◆ Input material ◆
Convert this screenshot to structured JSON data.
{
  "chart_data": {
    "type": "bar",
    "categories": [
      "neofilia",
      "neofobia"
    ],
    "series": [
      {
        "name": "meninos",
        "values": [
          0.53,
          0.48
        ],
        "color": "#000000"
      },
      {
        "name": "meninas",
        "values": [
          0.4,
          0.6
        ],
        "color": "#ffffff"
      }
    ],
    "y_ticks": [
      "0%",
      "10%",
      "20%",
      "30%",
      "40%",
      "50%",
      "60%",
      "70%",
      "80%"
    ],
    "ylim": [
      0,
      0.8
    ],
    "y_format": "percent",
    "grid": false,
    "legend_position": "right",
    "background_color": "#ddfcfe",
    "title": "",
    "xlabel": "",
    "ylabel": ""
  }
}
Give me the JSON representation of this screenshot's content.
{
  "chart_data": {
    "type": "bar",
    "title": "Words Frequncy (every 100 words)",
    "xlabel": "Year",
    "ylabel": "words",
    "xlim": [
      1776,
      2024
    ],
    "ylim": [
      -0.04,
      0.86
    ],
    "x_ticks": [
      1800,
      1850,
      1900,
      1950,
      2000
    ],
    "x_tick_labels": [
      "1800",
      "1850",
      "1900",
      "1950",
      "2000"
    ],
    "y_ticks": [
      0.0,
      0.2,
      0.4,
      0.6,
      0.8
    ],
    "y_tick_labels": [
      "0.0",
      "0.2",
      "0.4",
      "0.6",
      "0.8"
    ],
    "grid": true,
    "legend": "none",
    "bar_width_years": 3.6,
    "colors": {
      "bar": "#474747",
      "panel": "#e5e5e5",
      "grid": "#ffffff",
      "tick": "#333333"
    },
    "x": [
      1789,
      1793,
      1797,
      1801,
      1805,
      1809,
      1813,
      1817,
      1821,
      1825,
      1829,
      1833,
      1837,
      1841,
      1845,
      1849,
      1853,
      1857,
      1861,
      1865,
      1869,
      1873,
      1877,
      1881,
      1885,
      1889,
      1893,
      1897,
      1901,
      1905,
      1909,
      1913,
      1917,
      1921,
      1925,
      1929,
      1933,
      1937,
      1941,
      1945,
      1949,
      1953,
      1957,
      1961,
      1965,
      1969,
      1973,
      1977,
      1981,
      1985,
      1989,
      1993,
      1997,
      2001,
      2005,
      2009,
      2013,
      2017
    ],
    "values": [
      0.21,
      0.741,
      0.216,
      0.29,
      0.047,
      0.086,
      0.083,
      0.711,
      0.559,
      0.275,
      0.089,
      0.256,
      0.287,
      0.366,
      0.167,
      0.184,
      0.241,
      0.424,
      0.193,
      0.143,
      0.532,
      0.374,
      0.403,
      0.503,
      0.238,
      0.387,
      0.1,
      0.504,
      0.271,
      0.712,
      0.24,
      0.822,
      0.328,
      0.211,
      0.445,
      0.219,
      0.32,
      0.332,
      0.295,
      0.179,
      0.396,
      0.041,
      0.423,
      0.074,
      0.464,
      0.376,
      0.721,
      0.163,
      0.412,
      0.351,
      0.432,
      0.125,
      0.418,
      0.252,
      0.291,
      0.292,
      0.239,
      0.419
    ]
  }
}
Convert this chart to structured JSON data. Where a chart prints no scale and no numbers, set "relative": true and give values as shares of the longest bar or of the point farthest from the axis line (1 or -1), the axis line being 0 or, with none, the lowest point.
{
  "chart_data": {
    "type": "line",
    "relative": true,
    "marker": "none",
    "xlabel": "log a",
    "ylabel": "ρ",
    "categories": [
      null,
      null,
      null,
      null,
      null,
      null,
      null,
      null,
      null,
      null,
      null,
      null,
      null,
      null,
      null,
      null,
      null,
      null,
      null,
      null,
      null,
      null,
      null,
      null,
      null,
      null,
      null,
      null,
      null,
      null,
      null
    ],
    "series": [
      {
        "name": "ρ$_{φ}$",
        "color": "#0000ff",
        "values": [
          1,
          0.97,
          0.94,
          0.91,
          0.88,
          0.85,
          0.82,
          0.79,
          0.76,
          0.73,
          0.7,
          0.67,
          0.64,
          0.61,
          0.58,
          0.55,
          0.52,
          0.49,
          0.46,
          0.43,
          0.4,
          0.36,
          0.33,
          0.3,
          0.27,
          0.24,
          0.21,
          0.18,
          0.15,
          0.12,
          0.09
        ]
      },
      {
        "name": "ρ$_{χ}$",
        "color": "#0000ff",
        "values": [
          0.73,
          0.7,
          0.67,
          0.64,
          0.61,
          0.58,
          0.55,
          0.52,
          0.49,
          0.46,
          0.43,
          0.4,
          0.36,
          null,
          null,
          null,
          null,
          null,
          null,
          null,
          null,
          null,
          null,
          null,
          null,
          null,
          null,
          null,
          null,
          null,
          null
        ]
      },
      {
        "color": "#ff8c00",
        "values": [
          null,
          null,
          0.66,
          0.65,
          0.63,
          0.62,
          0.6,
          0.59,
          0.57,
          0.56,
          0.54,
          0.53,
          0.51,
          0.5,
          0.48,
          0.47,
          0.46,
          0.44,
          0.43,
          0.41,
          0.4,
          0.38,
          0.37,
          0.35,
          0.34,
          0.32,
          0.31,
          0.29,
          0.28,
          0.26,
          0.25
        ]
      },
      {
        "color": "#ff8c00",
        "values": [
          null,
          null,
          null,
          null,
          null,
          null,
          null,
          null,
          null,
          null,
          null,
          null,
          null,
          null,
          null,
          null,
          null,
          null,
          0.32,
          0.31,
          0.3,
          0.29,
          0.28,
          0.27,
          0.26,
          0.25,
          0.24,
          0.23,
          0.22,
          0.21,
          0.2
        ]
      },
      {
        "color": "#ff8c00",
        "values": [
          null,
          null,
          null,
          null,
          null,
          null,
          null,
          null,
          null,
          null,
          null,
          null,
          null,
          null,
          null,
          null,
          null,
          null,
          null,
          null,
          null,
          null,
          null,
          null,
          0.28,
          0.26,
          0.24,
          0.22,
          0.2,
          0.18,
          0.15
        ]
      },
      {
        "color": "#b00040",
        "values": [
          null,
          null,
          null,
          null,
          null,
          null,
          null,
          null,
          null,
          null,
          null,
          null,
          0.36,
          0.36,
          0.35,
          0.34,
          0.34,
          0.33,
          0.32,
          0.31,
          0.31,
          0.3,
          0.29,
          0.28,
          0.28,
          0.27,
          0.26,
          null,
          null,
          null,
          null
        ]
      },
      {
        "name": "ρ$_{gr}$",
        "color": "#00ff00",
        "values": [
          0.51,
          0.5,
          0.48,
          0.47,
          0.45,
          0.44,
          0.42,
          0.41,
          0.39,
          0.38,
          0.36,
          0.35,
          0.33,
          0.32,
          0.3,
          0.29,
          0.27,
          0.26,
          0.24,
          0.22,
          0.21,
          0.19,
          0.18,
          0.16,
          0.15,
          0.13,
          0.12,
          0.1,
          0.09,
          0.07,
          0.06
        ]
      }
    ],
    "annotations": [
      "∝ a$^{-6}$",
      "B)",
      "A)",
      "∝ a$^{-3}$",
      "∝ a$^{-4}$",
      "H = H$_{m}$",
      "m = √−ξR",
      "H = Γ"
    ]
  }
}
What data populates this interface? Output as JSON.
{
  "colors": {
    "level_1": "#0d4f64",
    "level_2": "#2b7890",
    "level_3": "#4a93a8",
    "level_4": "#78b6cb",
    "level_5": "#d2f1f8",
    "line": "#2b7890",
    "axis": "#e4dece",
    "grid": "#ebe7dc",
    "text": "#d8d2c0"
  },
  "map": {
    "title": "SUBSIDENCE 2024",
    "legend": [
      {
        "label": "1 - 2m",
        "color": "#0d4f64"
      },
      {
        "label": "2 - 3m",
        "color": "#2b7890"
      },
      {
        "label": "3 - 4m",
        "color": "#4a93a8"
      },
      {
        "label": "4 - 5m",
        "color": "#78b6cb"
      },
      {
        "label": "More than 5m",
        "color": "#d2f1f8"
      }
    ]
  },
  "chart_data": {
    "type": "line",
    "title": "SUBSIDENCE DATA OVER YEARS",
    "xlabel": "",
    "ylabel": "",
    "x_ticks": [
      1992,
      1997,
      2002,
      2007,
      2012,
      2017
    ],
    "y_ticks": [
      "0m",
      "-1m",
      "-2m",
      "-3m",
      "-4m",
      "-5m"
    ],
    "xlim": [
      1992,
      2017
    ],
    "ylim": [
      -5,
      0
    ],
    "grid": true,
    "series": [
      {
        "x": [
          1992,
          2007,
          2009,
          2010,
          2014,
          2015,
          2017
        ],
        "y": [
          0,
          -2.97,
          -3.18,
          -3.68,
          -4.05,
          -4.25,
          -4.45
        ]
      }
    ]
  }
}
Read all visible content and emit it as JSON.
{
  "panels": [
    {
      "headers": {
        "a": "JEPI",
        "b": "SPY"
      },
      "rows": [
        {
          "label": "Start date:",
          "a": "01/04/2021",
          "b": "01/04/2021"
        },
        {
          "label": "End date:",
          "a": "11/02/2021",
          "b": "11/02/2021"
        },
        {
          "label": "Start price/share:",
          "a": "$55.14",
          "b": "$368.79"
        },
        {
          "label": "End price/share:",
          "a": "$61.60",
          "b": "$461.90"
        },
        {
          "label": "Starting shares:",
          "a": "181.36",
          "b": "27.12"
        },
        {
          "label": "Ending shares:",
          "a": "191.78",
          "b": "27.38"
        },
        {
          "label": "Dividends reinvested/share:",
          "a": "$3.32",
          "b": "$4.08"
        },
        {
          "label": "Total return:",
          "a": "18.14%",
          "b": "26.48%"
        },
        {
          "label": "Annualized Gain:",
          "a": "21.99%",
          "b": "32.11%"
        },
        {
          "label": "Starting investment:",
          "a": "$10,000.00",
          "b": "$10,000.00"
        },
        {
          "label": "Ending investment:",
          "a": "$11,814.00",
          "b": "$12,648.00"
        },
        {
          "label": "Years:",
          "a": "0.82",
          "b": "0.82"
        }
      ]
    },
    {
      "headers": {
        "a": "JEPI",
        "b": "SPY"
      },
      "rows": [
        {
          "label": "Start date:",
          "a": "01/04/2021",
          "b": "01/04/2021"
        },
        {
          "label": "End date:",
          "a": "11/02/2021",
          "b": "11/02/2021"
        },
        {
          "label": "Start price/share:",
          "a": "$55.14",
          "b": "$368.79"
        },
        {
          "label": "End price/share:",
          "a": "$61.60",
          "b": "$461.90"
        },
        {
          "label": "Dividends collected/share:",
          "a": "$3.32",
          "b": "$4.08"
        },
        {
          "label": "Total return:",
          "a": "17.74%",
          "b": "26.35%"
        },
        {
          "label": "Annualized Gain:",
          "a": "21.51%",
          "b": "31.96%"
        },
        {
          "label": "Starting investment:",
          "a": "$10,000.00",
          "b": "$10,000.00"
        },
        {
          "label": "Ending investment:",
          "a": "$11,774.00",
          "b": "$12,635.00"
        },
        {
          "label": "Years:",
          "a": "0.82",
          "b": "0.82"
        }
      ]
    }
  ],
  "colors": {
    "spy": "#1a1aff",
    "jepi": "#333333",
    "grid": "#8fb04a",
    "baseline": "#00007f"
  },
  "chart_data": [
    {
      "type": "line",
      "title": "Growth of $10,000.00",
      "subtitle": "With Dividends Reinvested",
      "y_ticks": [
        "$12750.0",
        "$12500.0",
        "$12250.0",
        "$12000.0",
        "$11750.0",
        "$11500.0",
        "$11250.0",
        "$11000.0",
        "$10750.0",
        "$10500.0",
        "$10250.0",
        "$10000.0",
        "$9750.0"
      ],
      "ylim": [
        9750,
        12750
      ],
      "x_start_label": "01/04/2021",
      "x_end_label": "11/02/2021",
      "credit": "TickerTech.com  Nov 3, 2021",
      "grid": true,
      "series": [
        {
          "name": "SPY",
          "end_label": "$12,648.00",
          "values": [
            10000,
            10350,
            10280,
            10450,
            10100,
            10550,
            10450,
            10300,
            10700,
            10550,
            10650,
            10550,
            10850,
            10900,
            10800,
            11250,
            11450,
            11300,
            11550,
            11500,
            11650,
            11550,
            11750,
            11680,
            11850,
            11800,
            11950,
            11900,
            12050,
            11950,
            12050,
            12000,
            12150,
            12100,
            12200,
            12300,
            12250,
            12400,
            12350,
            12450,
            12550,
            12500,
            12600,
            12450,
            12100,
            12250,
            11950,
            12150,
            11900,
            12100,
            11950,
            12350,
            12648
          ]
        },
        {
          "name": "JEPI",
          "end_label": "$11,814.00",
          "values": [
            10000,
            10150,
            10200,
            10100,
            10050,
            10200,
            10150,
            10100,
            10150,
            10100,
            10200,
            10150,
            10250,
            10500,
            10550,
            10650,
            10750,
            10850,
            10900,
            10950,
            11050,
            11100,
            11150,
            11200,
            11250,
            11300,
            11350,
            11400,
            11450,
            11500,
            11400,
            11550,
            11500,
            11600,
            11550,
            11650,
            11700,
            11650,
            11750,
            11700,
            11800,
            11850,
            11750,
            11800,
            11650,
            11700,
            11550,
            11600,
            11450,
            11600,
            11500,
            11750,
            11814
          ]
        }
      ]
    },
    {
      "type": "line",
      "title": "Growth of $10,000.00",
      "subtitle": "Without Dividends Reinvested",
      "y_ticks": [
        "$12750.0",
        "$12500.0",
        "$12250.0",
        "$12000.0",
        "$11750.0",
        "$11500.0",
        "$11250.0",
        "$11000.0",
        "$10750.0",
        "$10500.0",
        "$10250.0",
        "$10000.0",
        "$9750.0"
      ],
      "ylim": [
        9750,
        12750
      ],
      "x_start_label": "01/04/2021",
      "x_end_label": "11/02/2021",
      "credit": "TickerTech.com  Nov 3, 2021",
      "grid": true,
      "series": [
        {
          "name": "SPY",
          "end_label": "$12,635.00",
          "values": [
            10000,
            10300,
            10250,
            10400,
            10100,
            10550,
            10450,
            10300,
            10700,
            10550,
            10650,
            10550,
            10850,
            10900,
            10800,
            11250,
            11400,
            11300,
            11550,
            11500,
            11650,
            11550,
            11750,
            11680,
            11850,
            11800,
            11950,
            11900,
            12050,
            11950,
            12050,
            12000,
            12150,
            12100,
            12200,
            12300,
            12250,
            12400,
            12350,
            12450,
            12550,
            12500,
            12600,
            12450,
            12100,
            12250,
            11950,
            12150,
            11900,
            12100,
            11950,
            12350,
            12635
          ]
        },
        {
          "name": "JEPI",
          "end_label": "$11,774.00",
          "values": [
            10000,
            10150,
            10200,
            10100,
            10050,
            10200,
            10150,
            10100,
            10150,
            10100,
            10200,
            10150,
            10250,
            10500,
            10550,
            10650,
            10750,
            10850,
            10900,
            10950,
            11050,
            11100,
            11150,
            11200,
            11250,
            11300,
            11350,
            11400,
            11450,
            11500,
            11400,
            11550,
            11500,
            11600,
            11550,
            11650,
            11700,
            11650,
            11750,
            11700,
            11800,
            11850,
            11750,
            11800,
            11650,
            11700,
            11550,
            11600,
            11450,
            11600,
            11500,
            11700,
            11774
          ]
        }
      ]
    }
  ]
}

◆ Instructions to follow ◆
Filter the data, keeping only the lines that contain "content".

◆ Task output ◆
Give me the JSON representation of this screenshot's content.
Read all visible content and emit it as JSON.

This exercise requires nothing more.